Task data |

______________________________

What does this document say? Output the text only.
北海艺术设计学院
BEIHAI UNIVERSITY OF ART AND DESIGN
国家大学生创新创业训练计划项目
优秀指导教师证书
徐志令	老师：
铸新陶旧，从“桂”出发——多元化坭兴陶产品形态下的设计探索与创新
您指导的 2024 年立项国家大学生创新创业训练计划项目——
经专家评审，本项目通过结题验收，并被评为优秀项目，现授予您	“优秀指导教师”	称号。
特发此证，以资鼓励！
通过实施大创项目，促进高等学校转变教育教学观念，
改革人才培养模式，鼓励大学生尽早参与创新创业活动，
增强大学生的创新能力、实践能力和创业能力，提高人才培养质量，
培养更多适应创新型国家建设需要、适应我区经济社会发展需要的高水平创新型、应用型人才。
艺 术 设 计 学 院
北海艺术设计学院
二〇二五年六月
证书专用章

______________________________

Exercise | Write out the full set of records exactly as given.

Result of the exercise |
What does this document say? Output the text only.
北海艺术设计学院
BEIHAI UNIVERSITY OF ART AND DESIGN
国家大学生创新创业训练计划项目
优秀指导教师证书
徐志令	老师：
铸新陶旧，从“桂”出发——多元化坭兴陶产品形态下的设计探索与创新
您指导的 2024 年立项国家大学生创新创业训练计划项目——
经专家评审，本项目通过结题验收，并被评为优秀项目，现授予您	“优秀指导教师”	称号。
特发此证，以资鼓励！
通过实施大创项目，促进高等学校转变教育教学观念，
改革人才培养模式，鼓励大学生尽早参与创新创业活动，
增强大学生的创新能力、实践能力和创业能力，提高人才培养质量，
培养更多适应创新型国家建设需要、适应我区经济社会发展需要的高水平创新型、应用型人才。
艺 术 设 计 学 院
北海艺术设计学院
二〇二五年六月
证书专用章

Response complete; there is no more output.